Exercise material
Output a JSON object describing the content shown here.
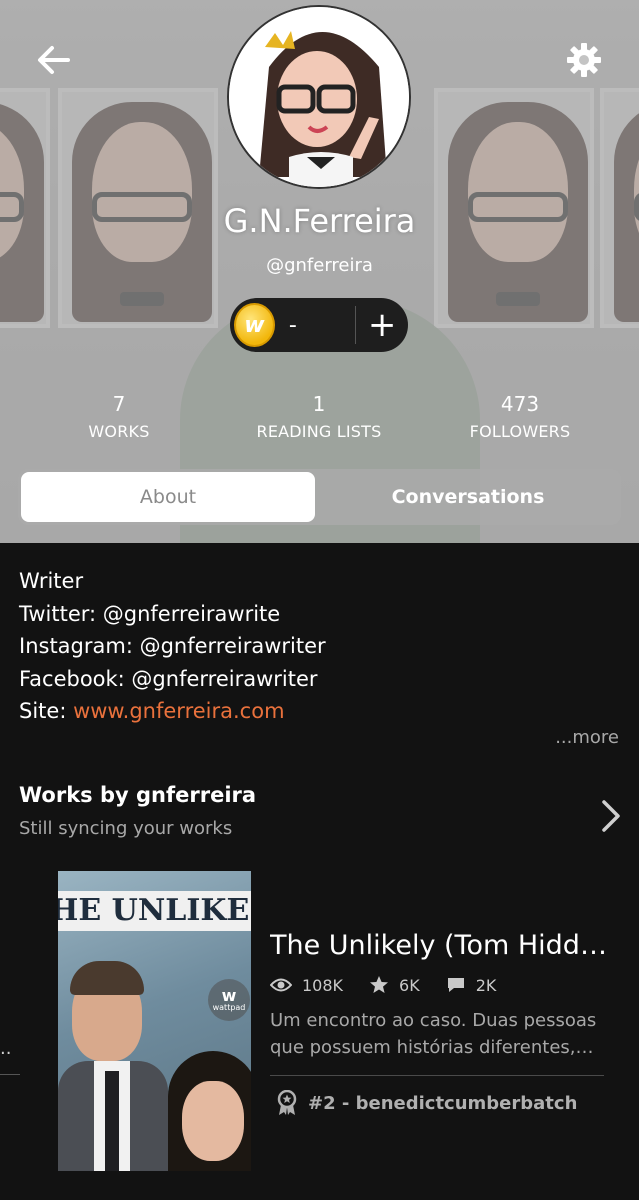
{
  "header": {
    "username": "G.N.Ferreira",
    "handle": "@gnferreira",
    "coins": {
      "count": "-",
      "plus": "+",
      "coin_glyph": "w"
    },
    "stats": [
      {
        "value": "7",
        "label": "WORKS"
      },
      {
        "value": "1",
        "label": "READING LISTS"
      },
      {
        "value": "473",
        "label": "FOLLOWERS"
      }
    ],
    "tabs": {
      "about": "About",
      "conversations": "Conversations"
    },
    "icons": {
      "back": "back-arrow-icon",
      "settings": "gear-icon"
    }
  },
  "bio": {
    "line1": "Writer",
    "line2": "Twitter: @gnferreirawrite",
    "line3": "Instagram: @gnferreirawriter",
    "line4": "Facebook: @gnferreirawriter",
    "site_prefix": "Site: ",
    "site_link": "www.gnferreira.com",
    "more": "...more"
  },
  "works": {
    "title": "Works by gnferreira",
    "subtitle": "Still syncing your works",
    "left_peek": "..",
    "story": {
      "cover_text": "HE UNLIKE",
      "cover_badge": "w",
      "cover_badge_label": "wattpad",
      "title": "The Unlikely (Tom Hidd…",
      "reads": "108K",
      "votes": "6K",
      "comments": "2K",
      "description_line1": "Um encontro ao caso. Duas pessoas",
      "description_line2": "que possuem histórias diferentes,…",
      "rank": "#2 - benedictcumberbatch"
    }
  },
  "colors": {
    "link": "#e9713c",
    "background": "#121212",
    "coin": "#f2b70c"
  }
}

Task brief
Identify the lines in the records above that contain the word "gnferreirawriter", then state how many there are and nothing more.

Written answer
2